──────── Records supplied

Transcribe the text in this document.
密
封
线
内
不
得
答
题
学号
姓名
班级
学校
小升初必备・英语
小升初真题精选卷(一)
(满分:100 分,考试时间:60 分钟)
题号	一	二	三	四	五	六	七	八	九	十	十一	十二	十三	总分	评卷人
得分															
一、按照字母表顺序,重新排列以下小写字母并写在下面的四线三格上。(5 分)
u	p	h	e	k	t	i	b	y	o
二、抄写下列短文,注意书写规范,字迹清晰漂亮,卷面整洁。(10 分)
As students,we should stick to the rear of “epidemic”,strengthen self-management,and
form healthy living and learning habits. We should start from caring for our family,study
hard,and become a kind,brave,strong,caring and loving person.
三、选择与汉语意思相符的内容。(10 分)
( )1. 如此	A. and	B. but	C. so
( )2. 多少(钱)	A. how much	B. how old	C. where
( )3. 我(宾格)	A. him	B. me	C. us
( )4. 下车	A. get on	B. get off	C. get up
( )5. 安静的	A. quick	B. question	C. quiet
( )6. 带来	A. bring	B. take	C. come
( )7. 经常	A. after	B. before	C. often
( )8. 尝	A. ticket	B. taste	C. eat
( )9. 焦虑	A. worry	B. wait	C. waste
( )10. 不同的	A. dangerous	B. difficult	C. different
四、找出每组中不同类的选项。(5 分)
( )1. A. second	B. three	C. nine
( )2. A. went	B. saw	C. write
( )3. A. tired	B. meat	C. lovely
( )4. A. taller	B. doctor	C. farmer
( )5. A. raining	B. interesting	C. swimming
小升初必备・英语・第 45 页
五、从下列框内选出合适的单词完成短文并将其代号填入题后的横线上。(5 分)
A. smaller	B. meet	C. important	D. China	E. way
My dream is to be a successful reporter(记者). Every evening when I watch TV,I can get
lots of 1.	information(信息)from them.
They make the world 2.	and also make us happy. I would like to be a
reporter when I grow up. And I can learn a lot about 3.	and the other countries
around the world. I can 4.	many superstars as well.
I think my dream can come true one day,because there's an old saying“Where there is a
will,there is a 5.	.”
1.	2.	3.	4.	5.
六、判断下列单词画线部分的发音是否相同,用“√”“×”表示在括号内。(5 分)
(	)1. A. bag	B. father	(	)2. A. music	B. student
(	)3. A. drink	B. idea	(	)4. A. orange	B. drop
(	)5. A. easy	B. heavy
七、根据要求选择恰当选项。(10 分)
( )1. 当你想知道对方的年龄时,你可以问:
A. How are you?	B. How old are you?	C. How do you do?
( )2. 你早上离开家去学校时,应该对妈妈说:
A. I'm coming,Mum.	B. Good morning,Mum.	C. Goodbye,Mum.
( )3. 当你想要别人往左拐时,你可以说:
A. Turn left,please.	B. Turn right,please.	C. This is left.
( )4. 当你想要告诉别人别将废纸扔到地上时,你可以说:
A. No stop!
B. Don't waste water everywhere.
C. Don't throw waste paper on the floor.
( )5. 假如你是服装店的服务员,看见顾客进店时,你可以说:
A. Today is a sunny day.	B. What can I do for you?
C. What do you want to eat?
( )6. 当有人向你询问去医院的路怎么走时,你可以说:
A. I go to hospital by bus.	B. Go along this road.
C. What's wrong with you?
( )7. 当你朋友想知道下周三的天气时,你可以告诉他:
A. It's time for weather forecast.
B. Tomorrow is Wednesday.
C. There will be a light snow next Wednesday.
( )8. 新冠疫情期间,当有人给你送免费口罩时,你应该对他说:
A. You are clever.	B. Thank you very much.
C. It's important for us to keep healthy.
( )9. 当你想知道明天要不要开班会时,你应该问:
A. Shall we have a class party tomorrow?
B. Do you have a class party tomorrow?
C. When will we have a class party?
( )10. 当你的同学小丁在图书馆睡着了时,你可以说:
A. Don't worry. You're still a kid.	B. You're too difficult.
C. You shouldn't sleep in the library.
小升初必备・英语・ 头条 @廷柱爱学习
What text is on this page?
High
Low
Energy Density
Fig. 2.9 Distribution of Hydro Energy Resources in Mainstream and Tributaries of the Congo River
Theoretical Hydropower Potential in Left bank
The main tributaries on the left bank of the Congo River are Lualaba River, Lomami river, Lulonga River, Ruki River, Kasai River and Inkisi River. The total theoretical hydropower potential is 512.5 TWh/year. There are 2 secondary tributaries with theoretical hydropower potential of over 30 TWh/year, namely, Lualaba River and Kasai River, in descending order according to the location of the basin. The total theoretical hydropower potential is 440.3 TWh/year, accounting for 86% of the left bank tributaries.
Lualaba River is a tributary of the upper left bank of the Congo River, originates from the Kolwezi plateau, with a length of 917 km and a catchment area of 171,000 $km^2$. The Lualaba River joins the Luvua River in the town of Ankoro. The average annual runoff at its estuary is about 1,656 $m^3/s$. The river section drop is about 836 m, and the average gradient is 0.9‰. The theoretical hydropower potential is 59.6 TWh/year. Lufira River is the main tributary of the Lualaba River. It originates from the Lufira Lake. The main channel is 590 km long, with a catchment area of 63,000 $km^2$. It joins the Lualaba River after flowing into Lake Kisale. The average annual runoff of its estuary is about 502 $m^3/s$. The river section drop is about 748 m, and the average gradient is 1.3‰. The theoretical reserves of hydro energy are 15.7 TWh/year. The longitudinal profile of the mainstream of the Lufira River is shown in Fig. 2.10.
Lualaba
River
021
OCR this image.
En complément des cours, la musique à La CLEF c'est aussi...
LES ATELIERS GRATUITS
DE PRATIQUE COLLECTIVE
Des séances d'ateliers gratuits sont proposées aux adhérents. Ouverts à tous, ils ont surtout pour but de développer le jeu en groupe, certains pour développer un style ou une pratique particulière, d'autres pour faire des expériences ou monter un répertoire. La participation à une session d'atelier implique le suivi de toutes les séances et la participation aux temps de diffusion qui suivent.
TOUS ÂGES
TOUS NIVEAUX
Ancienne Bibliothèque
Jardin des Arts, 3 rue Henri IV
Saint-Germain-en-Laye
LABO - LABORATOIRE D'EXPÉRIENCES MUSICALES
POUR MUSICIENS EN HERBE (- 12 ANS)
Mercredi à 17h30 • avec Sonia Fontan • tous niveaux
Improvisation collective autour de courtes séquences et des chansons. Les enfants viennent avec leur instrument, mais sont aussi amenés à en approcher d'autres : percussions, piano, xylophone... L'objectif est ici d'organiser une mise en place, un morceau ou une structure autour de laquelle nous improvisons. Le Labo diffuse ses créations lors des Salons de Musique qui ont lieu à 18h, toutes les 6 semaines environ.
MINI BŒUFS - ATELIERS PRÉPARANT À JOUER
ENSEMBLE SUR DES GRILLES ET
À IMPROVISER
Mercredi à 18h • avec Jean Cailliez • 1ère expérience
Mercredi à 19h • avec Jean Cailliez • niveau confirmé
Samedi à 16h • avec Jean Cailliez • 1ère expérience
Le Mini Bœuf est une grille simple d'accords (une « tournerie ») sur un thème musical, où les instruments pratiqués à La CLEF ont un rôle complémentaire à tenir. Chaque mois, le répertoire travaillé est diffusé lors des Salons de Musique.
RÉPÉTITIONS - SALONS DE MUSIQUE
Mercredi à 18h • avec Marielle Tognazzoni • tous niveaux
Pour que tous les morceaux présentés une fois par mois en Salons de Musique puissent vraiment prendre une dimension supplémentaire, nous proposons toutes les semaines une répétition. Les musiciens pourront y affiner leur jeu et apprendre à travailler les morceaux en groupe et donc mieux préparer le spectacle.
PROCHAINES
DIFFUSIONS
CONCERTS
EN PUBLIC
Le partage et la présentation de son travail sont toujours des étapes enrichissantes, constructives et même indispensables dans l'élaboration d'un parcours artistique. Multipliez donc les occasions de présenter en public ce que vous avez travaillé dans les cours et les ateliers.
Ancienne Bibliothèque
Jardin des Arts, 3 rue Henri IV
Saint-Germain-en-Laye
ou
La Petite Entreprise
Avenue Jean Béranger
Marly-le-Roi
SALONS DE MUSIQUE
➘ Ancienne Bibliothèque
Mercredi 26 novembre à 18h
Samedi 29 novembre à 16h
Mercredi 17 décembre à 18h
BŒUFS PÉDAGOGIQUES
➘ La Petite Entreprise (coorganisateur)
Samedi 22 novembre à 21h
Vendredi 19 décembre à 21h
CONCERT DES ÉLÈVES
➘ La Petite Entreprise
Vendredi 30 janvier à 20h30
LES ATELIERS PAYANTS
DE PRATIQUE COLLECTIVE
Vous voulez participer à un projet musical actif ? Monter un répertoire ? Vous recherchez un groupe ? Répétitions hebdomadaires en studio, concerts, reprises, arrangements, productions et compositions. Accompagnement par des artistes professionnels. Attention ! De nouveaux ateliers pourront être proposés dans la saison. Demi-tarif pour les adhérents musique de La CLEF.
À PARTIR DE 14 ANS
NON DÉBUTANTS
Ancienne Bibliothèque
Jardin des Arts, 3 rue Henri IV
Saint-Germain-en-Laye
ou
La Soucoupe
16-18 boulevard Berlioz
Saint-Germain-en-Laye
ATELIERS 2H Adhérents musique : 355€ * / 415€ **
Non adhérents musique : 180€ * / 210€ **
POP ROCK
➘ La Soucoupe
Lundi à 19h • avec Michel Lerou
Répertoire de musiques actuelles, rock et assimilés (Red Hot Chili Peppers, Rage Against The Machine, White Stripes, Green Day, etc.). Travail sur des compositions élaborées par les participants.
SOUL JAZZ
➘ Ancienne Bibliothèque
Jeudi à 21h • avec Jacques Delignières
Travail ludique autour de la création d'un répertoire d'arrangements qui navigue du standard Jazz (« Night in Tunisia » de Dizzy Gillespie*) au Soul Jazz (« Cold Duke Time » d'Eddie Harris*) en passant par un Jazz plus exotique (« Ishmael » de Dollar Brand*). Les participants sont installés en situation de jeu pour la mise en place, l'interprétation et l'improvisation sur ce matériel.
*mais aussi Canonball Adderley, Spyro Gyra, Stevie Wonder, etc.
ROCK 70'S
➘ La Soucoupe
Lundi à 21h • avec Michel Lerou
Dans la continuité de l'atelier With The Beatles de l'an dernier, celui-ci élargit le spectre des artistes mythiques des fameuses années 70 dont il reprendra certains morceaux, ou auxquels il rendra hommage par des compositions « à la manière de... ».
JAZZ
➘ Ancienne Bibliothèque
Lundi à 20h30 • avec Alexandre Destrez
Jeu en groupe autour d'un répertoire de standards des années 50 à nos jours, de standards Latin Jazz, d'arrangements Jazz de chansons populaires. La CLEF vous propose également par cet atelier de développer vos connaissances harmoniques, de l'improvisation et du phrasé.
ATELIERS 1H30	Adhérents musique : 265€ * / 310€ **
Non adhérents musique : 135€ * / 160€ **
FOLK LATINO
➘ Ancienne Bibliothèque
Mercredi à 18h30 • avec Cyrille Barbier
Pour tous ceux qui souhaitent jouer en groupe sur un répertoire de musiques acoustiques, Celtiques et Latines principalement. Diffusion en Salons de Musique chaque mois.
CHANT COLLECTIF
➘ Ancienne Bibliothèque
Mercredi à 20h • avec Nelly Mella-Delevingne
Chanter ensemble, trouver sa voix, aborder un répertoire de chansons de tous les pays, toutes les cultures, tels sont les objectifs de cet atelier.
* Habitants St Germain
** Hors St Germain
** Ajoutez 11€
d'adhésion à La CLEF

────────────────

Problem statement - Each line of the material that holds the string "novembre" counts once; give the total alone.

Result for this task - 3